### Provided records

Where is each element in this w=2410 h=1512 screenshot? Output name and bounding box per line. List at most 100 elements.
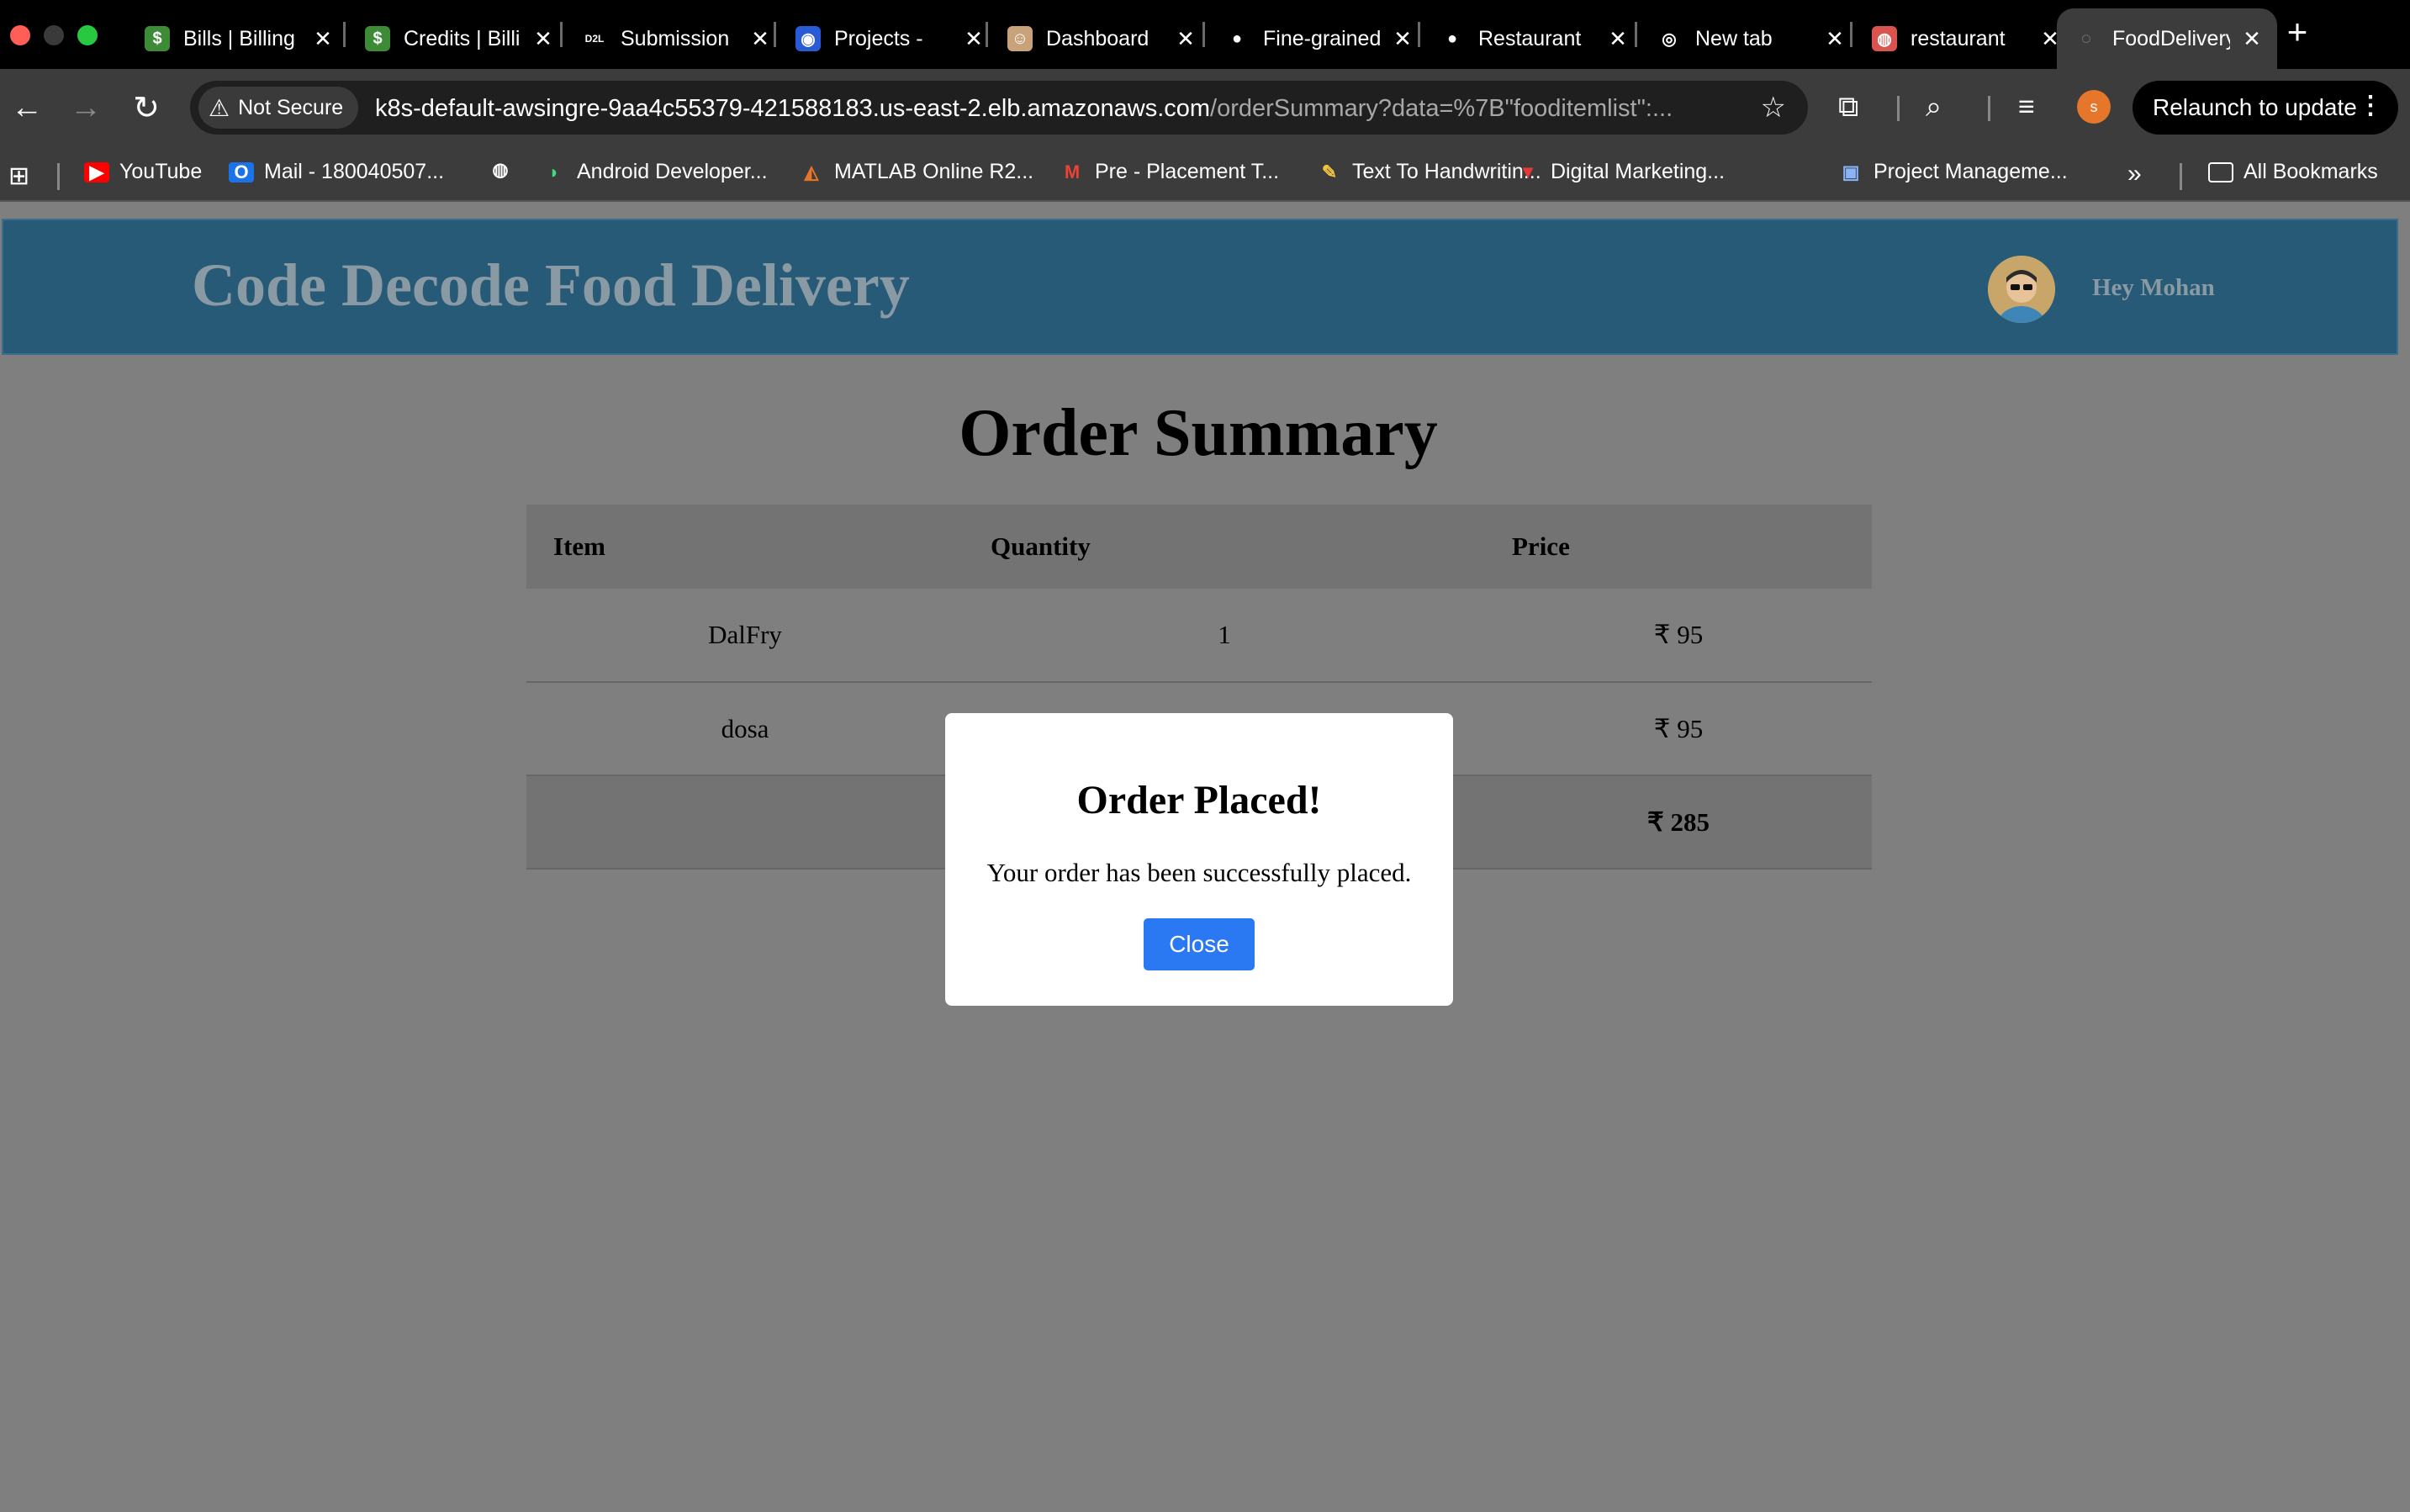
tab-close-icon[interactable]: ✕ <box>1176 26 1196 52</box>
bookmark-star-icon[interactable]: ☆ <box>1761 91 1786 124</box>
all-bookmarks-button[interactable]: All Bookmarks <box>2208 160 2378 184</box>
browser-tab[interactable]: $ Bills | Billing ✕ <box>128 8 348 69</box>
relaunch-label: Relaunch to update <box>2153 94 2357 120</box>
bookmarks-bar: ⊞ ▶ YouTube O Mail - 180040507... ◍ ◗ Android … <box>0 146 2410 202</box>
browser-tab[interactable]: D2L Submission ✕ <box>565 8 785 69</box>
forward-button[interactable]: → <box>66 87 106 128</box>
tab-title: restaurant <box>1911 26 2006 50</box>
tab-strip: $ Bills | Billing ✕ $ Credits | Billing ✕ D2L S… <box>0 0 2410 69</box>
dialog-title: Order Placed! <box>1076 778 1322 822</box>
tab-close-icon[interactable]: ✕ <box>2242 26 2262 52</box>
android-icon: ◗ <box>548 161 560 182</box>
tab-close-icon[interactable]: ✕ <box>1608 26 1628 52</box>
browser-tab[interactable]: ◍ restaurant ✕ <box>1855 8 2075 69</box>
browser-toolbar: ← → ↻ ⚠ Not Secure k8s-default-awsingre-… <box>0 69 2410 146</box>
dialog-message: Your order has been successfully placed. <box>986 858 1412 887</box>
bookmark-item[interactable]: ▼ Digital Marketing... <box>1515 160 1725 184</box>
tab-title: Bills | Billing <box>183 26 295 50</box>
profile-avatar[interactable]: s <box>2077 90 2111 124</box>
youtube-icon: ▶ <box>84 161 109 182</box>
url-text[interactable]: k8s-default-awsingre-9aa4c55379-42158818… <box>375 95 1922 123</box>
browser-tab[interactable]: ◌ FoodDelivery ✕ <box>2057 8 2277 69</box>
outlook-icon: O <box>229 161 254 182</box>
back-button[interactable]: ← <box>7 87 47 128</box>
extensions-icon[interactable]: ⧉ <box>1838 91 1858 124</box>
bookmark-label: YouTube <box>119 160 203 183</box>
tab-title: Fine-grained <box>1263 26 1381 50</box>
gmail-icon: M <box>1064 161 1081 182</box>
tab-divider <box>1202 22 1205 47</box>
address-bar[interactable]: ⚠ Not Secure k8s-default-awsingre-9aa4c5… <box>190 81 1808 135</box>
tab-divider <box>560 22 563 47</box>
more-menu-icon[interactable]: ⋮ <box>2358 91 2383 120</box>
browser-tab[interactable]: ◉ Projects - ✕ <box>779 8 999 69</box>
browser-tab[interactable]: ☺ Dashboard ✕ <box>991 8 1211 69</box>
bookmark-item[interactable]: ◭ MATLAB Online R2... <box>799 160 1034 184</box>
projects-icon: ◉ <box>795 26 821 51</box>
globe-icon: ◌ <box>2081 29 2091 48</box>
bookmark-label: Project Manageme... <box>1874 160 2068 183</box>
github-icon: ● <box>1231 29 1243 48</box>
folder-icon <box>2208 161 2233 182</box>
tab-title: Submission <box>621 26 730 50</box>
matlab-icon: ◭ <box>804 161 819 182</box>
tab-close-icon[interactable]: ✕ <box>964 26 984 52</box>
apps-grid-icon[interactable]: ⊞ <box>8 161 29 191</box>
tab-search-icon[interactable]: ⌕ <box>1926 91 1942 124</box>
browser-tab[interactable]: ● Restaurant ✕ <box>1423 8 1643 69</box>
tab-close-icon[interactable]: ✕ <box>750 26 770 52</box>
aws-billing-icon: $ <box>365 26 390 51</box>
bookmark-item[interactable]: O Mail - 180040507... <box>229 160 444 184</box>
browser-tab[interactable]: ● Fine-grained ✕ <box>1208 8 1428 69</box>
bookmark-label: Text To Handwritin... <box>1352 160 1541 183</box>
chrome-icon: ◎ <box>1662 29 1677 49</box>
bookmark-item[interactable]: ◗ Android Developer... <box>542 160 768 184</box>
tab-title: Credits | Billing <box>404 26 521 50</box>
reload-button[interactable]: ↻ <box>126 87 166 128</box>
tab-close-icon[interactable]: ✕ <box>313 26 333 52</box>
url-host: k8s-default-awsingre-9aa4c55379-42158818… <box>375 95 1211 122</box>
order-placed-dialog: Order Placed! Your order has been succes… <box>945 713 1453 1006</box>
window-zoom-button[interactable] <box>77 25 98 45</box>
window-close-button[interactable] <box>10 25 30 45</box>
tab-title: New tab <box>1695 26 1773 50</box>
browser-tab[interactable]: $ Credits | Billing ✕ <box>348 8 568 69</box>
media-controls-icon[interactable]: ≡ <box>2018 91 2035 124</box>
bookmark-item[interactable]: ◍ <box>488 159 523 180</box>
jenkins-icon: ☺ <box>1007 26 1033 51</box>
project-icon: ▣ <box>1842 161 1860 182</box>
tab-title: Projects - <box>834 26 923 50</box>
bookmark-item[interactable]: ▶ YouTube <box>84 160 202 184</box>
toolbar-divider <box>1897 96 1900 121</box>
tab-divider <box>1635 22 1637 47</box>
tab-divider <box>1418 22 1420 47</box>
more-bookmarks-button[interactable]: » <box>2127 160 2142 188</box>
bookmark-item[interactable]: M Pre - Placement T... <box>1060 160 1279 184</box>
toolbar-divider <box>1988 96 1990 121</box>
new-tab-button[interactable]: + <box>2281 12 2314 52</box>
github-icon: ● <box>1446 29 1458 48</box>
marketing-icon: ▼ <box>1519 161 1537 182</box>
tab-close-icon[interactable]: ✕ <box>1825 26 1845 52</box>
tab-close-icon[interactable]: ✕ <box>1393 26 1413 52</box>
tab-title: Dashboard <box>1046 26 1150 50</box>
bookmark-item[interactable]: ✎ Text To Handwritin... <box>1317 160 1541 184</box>
url-path: /orderSummary?data=%7B"fooditemlist":... <box>1210 95 1673 122</box>
relaunch-button[interactable]: Relaunch to update ⋮ <box>2133 81 2398 135</box>
d2l-icon: D2L <box>582 26 607 51</box>
browser-tab[interactable]: ◎ New tab ✕ <box>1640 8 1860 69</box>
tab-divider <box>1850 22 1852 47</box>
bookmark-label: Mail - 180040507... <box>264 160 445 183</box>
tab-close-icon[interactable]: ✕ <box>533 26 553 52</box>
close-button[interactable]: Close <box>1144 918 1255 970</box>
bookmark-item[interactable]: ▣ Project Manageme... <box>1838 160 2068 184</box>
bookmark-label: Pre - Placement T... <box>1095 160 1280 183</box>
security-chip[interactable]: ⚠ Not Secure <box>198 87 359 129</box>
aws-billing-icon: $ <box>145 26 170 51</box>
warning-icon: ⚠ <box>209 94 230 121</box>
window-minimize-button[interactable] <box>44 25 64 45</box>
bookmarks-divider <box>2180 163 2182 190</box>
bookmark-label: Android Developer... <box>577 160 768 183</box>
notepad-icon: ✎ <box>1321 161 1338 182</box>
bookmarks-divider <box>57 163 60 190</box>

### Aim
Reproduce the records above word for word, leaving out the pictures.

### Output of the exercise
Where is each element in this w=2410 h=1512 screenshot? Output name and bounding box per line. List at most 100 elements.
tab-close-icon[interactable]: ✕ <box>1176 26 1196 52</box>
bookmark-star-icon[interactable]: ☆ <box>1761 91 1786 124</box>
all-bookmarks-button[interactable]: All Bookmarks <box>2208 160 2378 184</box>
browser-tab[interactable]: $ Bills | Billing ✕ <box>128 8 348 69</box>
relaunch-label: Relaunch to update <box>2153 94 2357 120</box>
bookmarks-bar: ⊞ ▶ YouTube O Mail - 180040507... ◍ ◗ Android … <box>0 146 2410 202</box>
browser-tab[interactable]: D2L Submission ✕ <box>565 8 785 69</box>
forward-button[interactable]: → <box>66 87 106 128</box>
tab-title: restaurant <box>1911 26 2006 50</box>
tab-strip: $ Bills | Billing ✕ $ Credits | Billing ✕ D2L S… <box>0 0 2410 69</box>
dialog-title: Order Placed! <box>1076 778 1322 822</box>
tab-close-icon[interactable]: ✕ <box>2242 26 2262 52</box>
android-icon: ◗ <box>548 161 560 182</box>
tab-close-icon[interactable]: ✕ <box>1608 26 1628 52</box>
browser-tab[interactable]: ◍ restaurant ✕ <box>1855 8 2075 69</box>
browser-toolbar: ← → ↻ ⚠ Not Secure k8s-default-awsingre-… <box>0 69 2410 146</box>
dialog-message: Your order has been successfully placed. <box>986 858 1412 887</box>
bookmark-item[interactable]: ▼ Digital Marketing... <box>1515 160 1725 184</box>
tab-title: Bills | Billing <box>183 26 295 50</box>
profile-avatar[interactable]: s <box>2077 90 2111 124</box>
youtube-icon: ▶ <box>84 161 109 182</box>
url-text[interactable]: k8s-default-awsingre-9aa4c55379-42158818… <box>375 95 1922 123</box>
browser-tab[interactable]: ◌ FoodDelivery ✕ <box>2057 8 2277 69</box>
outlook-icon: O <box>229 161 254 182</box>
back-button[interactable]: ← <box>7 87 47 128</box>
extensions-icon[interactable]: ⧉ <box>1838 91 1858 124</box>
bookmark-label: YouTube <box>119 160 203 183</box>
tab-title: Fine-grained <box>1263 26 1381 50</box>
gmail-icon: M <box>1064 161 1081 182</box>
tab-divider <box>1202 22 1205 47</box>
address-bar[interactable]: ⚠ Not Secure k8s-default-awsingre-9aa4c5… <box>190 81 1808 135</box>
tab-divider <box>560 22 563 47</box>
more-menu-icon[interactable]: ⋮ <box>2358 91 2383 120</box>
browser-tab[interactable]: ◉ Projects - ✕ <box>779 8 999 69</box>
browser-tab[interactable]: ☺ Dashboard ✕ <box>991 8 1211 69</box>
bookmark-item[interactable]: ◭ MATLAB Online R2... <box>799 160 1034 184</box>
projects-icon: ◉ <box>795 26 821 51</box>
globe-icon: ◌ <box>2081 29 2091 48</box>
bookmark-label: Project Manageme... <box>1874 160 2068 183</box>
github-icon: ● <box>1231 29 1243 48</box>
folder-icon <box>2208 161 2233 182</box>
tab-title: Submission <box>621 26 730 50</box>
matlab-icon: ◭ <box>804 161 819 182</box>
tab-close-icon[interactable]: ✕ <box>964 26 984 52</box>
apps-grid-icon[interactable]: ⊞ <box>8 161 29 191</box>
tab-search-icon[interactable]: ⌕ <box>1926 91 1942 124</box>
browser-tab[interactable]: ● Restaurant ✕ <box>1423 8 1643 69</box>
tab-close-icon[interactable]: ✕ <box>750 26 770 52</box>
aws-billing-icon: $ <box>365 26 390 51</box>
bookmark-item[interactable]: O Mail - 180040507... <box>229 160 444 184</box>
browser-tab[interactable]: ● Fine-grained ✕ <box>1208 8 1428 69</box>
bookmark-label: Text To Handwritin... <box>1352 160 1541 183</box>
chrome-icon: ◎ <box>1662 29 1677 49</box>
bookmark-item[interactable]: ◗ Android Developer... <box>542 160 768 184</box>
tab-title: Credits | Billing <box>404 26 521 50</box>
reload-button[interactable]: ↻ <box>126 87 166 128</box>
tab-close-icon[interactable]: ✕ <box>313 26 333 52</box>
url-host: k8s-default-awsingre-9aa4c55379-42158818… <box>375 95 1211 122</box>
order-placed-dialog: Order Placed! Your order has been succes… <box>945 713 1453 1006</box>
window-zoom-button[interactable] <box>77 25 98 45</box>
window-close-button[interactable] <box>10 25 30 45</box>
tab-title: New tab <box>1695 26 1773 50</box>
browser-tab[interactable]: $ Credits | Billing ✕ <box>348 8 568 69</box>
media-controls-icon[interactable]: ≡ <box>2018 91 2035 124</box>
bookmark-item[interactable]: ◍ <box>488 159 523 180</box>
jenkins-icon: ☺ <box>1007 26 1033 51</box>
project-icon: ▣ <box>1842 161 1860 182</box>
tab-title: Projects - <box>834 26 923 50</box>
bookmark-item[interactable]: ▶ YouTube <box>84 160 202 184</box>
toolbar-divider <box>1897 96 1900 121</box>
tab-divider <box>1635 22 1637 47</box>
tab-divider <box>1418 22 1420 47</box>
more-bookmarks-button[interactable]: » <box>2127 160 2142 188</box>
bookmark-item[interactable]: M Pre - Placement T... <box>1060 160 1279 184</box>
toolbar-divider <box>1988 96 1990 121</box>
new-tab-button[interactable]: + <box>2281 12 2314 52</box>
github-icon: ● <box>1446 29 1458 48</box>
marketing-icon: ▼ <box>1519 161 1537 182</box>
tab-close-icon[interactable]: ✕ <box>1825 26 1845 52</box>
tab-close-icon[interactable]: ✕ <box>1393 26 1413 52</box>
tab-title: Dashboard <box>1046 26 1150 50</box>
bookmark-item[interactable]: ✎ Text To Handwritin... <box>1317 160 1541 184</box>
url-path: /orderSummary?data=%7B"fooditemlist":... <box>1210 95 1673 122</box>
relaunch-button[interactable]: Relaunch to update ⋮ <box>2133 81 2398 135</box>
d2l-icon: D2L <box>582 26 607 51</box>
browser-tab[interactable]: ◎ New tab ✕ <box>1640 8 1860 69</box>
tab-divider <box>1850 22 1852 47</box>
bookmark-label: Mail - 180040507... <box>264 160 445 183</box>
tab-close-icon[interactable]: ✕ <box>533 26 553 52</box>
close-button[interactable]: Close <box>1144 918 1255 970</box>
bookmark-item[interactable]: ▣ Project Manageme... <box>1838 160 2068 184</box>
bookmark-label: Pre - Placement T... <box>1095 160 1280 183</box>
security-chip[interactable]: ⚠ Not Secure <box>198 87 359 129</box>
aws-billing-icon: $ <box>145 26 170 51</box>
warning-icon: ⚠ <box>209 94 230 121</box>
window-minimize-button[interactable] <box>44 25 64 45</box>
bookmarks-divider <box>2180 163 2182 190</box>
bookmark-label: Android Developer... <box>577 160 768 183</box>
notepad-icon: ✎ <box>1321 161 1338 182</box>
bookmarks-divider <box>57 163 60 190</box>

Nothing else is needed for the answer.